--- Begin Supplied records ---

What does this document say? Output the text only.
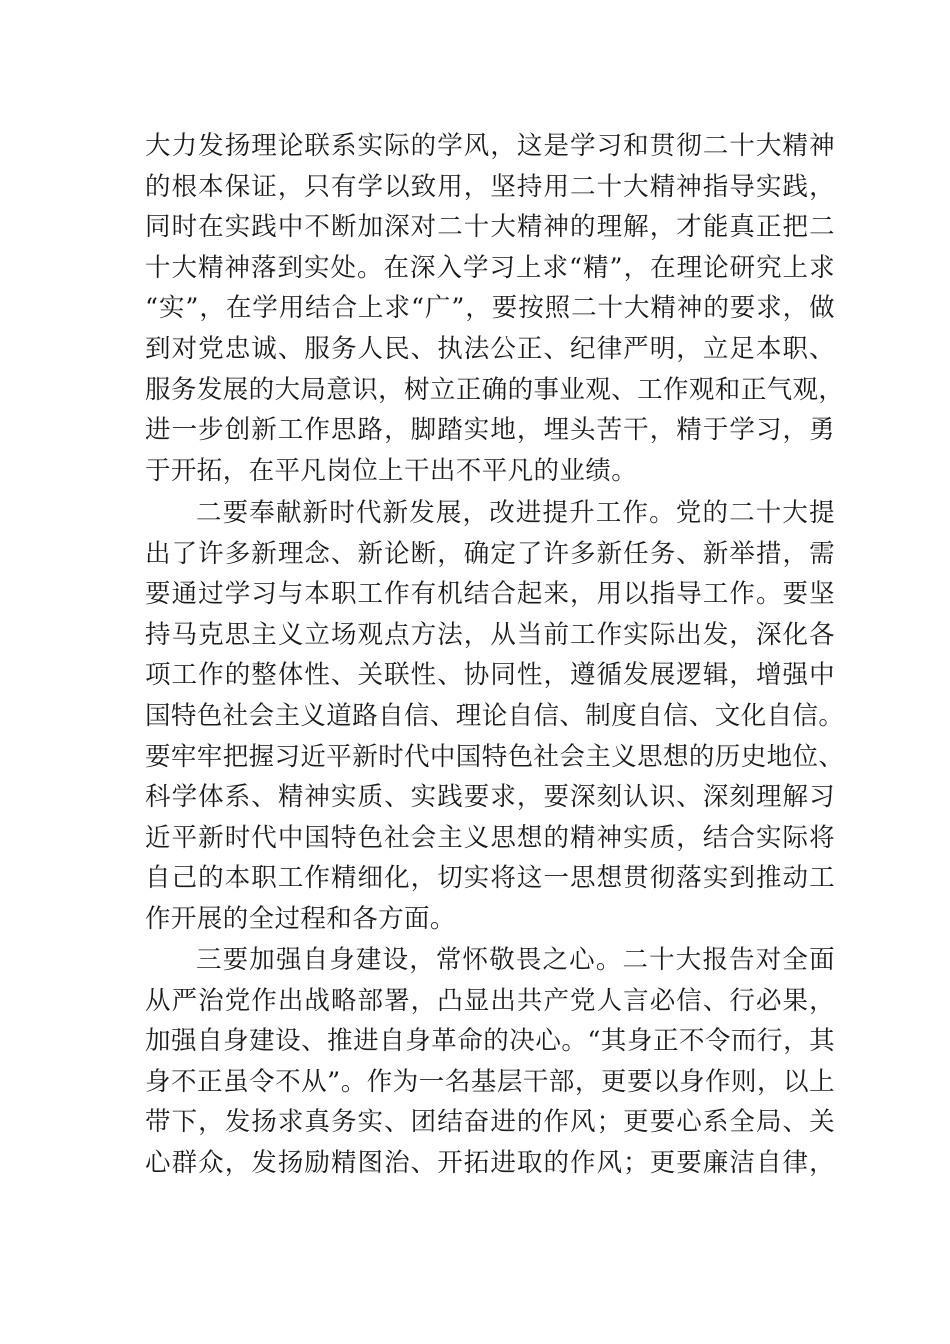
大力发扬理论联系实际的学风，这是学习和贯彻二十大精神
的根本保证，只有学以致用，坚持用二十大精神指导实践，
同时在实践中不断加深对二十大精神的理解，才能真正把二
十大精神落到实处。在深入学习上求“精”，在理论研究上求
“实”，在学用结合上求“广”，要按照二十大精神的要求，做
到对党忠诚、服务人民、执法公正、纪律严明，立足本职、
服务发展的大局意识，树立正确的事业观、工作观和正气观，
进一步创新工作思路，脚踏实地，埋头苦干，精于学习，勇
于开拓，在平凡岗位上干出不平凡的业绩。
二要奉献新时代新发展，改进提升工作。党的二十大提
出了许多新理念、新论断，确定了许多新任务、新举措，需
要通过学习与本职工作有机结合起来，用以指导工作。要坚
持马克思主义立场观点方法，从当前工作实际出发，深化各
项工作的整体性、关联性、协同性，遵循发展逻辑，增强中
国特色社会主义道路自信、理论自信、制度自信、文化自信。
要牢牢把握习近平新时代中国特色社会主义思想的历史地位、
科学体系、精神实质、实践要求，要深刻认识、深刻理解习
近平新时代中国特色社会主义思想的精神实质，结合实际将
自己的本职工作精细化，切实将这一思想贯彻落实到推动工
作开展的全过程和各方面。
三要加强自身建设，常怀敬畏之心。二十大报告对全面
从严治党作出战略部署，凸显出共产党人言必信、行必果，
加强自身建设、推进自身革命的决心。“其身正不令而行，其
身不正虽令不从”。作为一名基层干部，更要以身作则，以上
带下，发扬求真务实、团结奋进的作风；更要心系全局、关
心群众，发扬励精图治、开拓进取的作风；更要廉洁自律，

--- End Supplied records ---

Exercise requirements —
All of the entries need to be transcribed word for word; pictures are left out.

The output —
What does this document say? Output the text only.
大力发扬理论联系实际的学风，这是学习和贯彻二十大精神
的根本保证，只有学以致用，坚持用二十大精神指导实践，
同时在实践中不断加深对二十大精神的理解，才能真正把二
十大精神落到实处。在深入学习上求“精”，在理论研究上求
“实”，在学用结合上求“广”，要按照二十大精神的要求，做
到对党忠诚、服务人民、执法公正、纪律严明，立足本职、
服务发展的大局意识，树立正确的事业观、工作观和正气观，
进一步创新工作思路，脚踏实地，埋头苦干，精于学习，勇
于开拓，在平凡岗位上干出不平凡的业绩。
二要奉献新时代新发展，改进提升工作。党的二十大提
出了许多新理念、新论断，确定了许多新任务、新举措，需
要通过学习与本职工作有机结合起来，用以指导工作。要坚
持马克思主义立场观点方法，从当前工作实际出发，深化各
项工作的整体性、关联性、协同性，遵循发展逻辑，增强中
国特色社会主义道路自信、理论自信、制度自信、文化自信。
要牢牢把握习近平新时代中国特色社会主义思想的历史地位、
科学体系、精神实质、实践要求，要深刻认识、深刻理解习
近平新时代中国特色社会主义思想的精神实质，结合实际将
自己的本职工作精细化，切实将这一思想贯彻落实到推动工
作开展的全过程和各方面。
三要加强自身建设，常怀敬畏之心。二十大报告对全面
从严治党作出战略部署，凸显出共产党人言必信、行必果，
加强自身建设、推进自身革命的决心。“其身正不令而行，其
身不正虽令不从”。作为一名基层干部，更要以身作则，以上
带下，发扬求真务实、团结奋进的作风；更要心系全局、关
心群众，发扬励精图治、开拓进取的作风；更要廉洁自律，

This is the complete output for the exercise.